** begin STORED ROWS **

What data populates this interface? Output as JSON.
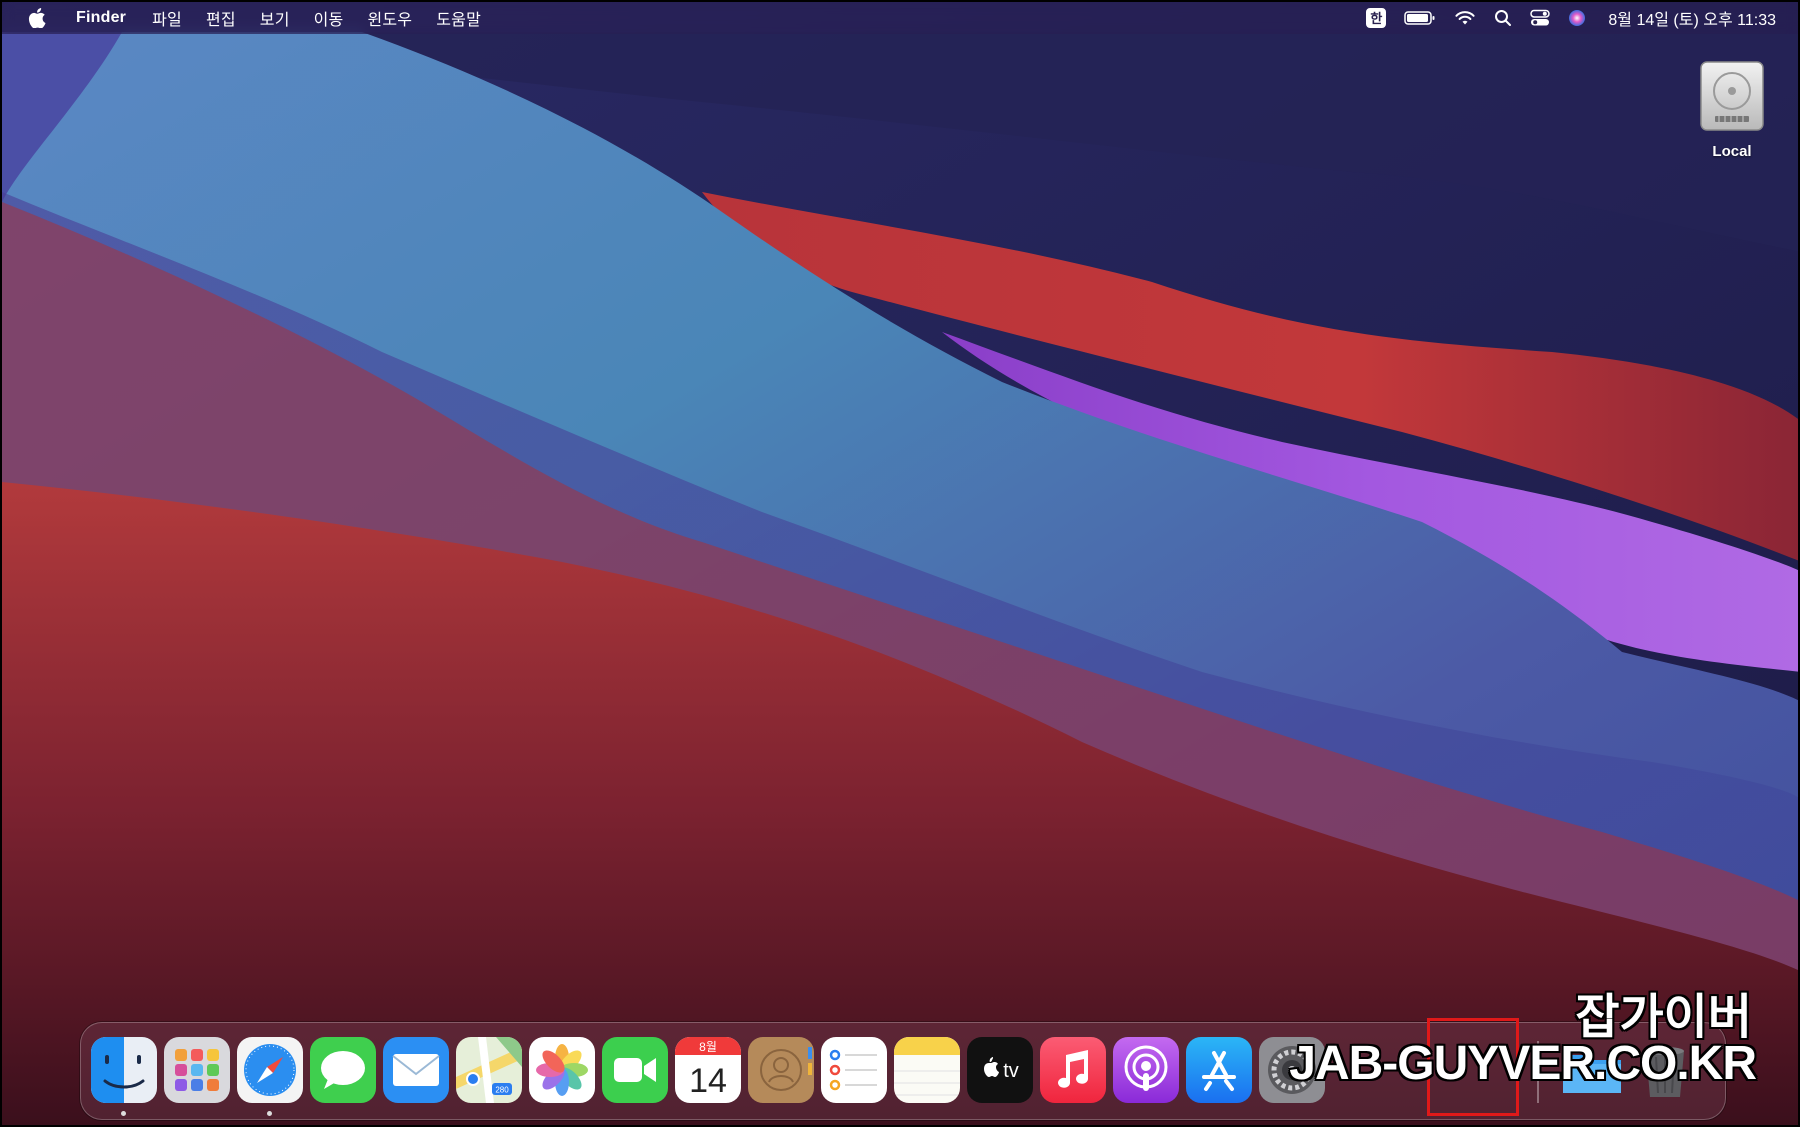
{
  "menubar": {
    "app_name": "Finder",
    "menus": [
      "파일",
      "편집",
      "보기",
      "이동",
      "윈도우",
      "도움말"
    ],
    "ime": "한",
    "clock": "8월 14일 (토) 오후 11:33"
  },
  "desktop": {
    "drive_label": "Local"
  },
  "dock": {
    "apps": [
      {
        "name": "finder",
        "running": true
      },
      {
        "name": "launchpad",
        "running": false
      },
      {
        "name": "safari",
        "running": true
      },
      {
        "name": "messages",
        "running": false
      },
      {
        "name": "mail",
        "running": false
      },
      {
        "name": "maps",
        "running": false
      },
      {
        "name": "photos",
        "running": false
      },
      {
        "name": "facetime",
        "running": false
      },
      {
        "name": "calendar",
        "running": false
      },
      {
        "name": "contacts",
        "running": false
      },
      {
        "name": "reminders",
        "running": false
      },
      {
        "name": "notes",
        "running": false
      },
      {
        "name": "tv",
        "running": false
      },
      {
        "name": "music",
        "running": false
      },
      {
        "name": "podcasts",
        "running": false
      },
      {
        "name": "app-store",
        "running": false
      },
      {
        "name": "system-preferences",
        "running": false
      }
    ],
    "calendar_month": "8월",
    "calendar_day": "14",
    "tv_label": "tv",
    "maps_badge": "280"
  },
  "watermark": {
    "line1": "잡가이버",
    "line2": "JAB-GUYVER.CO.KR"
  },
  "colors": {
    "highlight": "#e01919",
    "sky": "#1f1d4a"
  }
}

** end STORED ROWS **

#### EXERCISE DESCRIPTION:
From the listing, extract all text exactly as given and drop any picture.

#### THE ANSWER:
What data populates this interface? Output as JSON.
{
  "menubar": {
    "app_name": "Finder",
    "menus": [
      "파일",
      "편집",
      "보기",
      "이동",
      "윈도우",
      "도움말"
    ],
    "ime": "한",
    "clock": "8월 14일 (토) 오후 11:33"
  },
  "desktop": {
    "drive_label": "Local"
  },
  "dock": {
    "apps": [
      {
        "name": "finder",
        "running": true
      },
      {
        "name": "launchpad",
        "running": false
      },
      {
        "name": "safari",
        "running": true
      },
      {
        "name": "messages",
        "running": false
      },
      {
        "name": "mail",
        "running": false
      },
      {
        "name": "maps",
        "running": false
      },
      {
        "name": "photos",
        "running": false
      },
      {
        "name": "facetime",
        "running": false
      },
      {
        "name": "calendar",
        "running": false
      },
      {
        "name": "contacts",
        "running": false
      },
      {
        "name": "reminders",
        "running": false
      },
      {
        "name": "notes",
        "running": false
      },
      {
        "name": "tv",
        "running": false
      },
      {
        "name": "music",
        "running": false
      },
      {
        "name": "podcasts",
        "running": false
      },
      {
        "name": "app-store",
        "running": false
      },
      {
        "name": "system-preferences",
        "running": false
      }
    ],
    "calendar_month": "8월",
    "calendar_day": "14",
    "tv_label": "tv",
    "maps_badge": "280"
  },
  "watermark": {
    "line1": "잡가이버",
    "line2": "JAB-GUYVER.CO.KR"
  },
  "colors": {
    "highlight": "#e01919",
    "sky": "#1f1d4a"
  }
}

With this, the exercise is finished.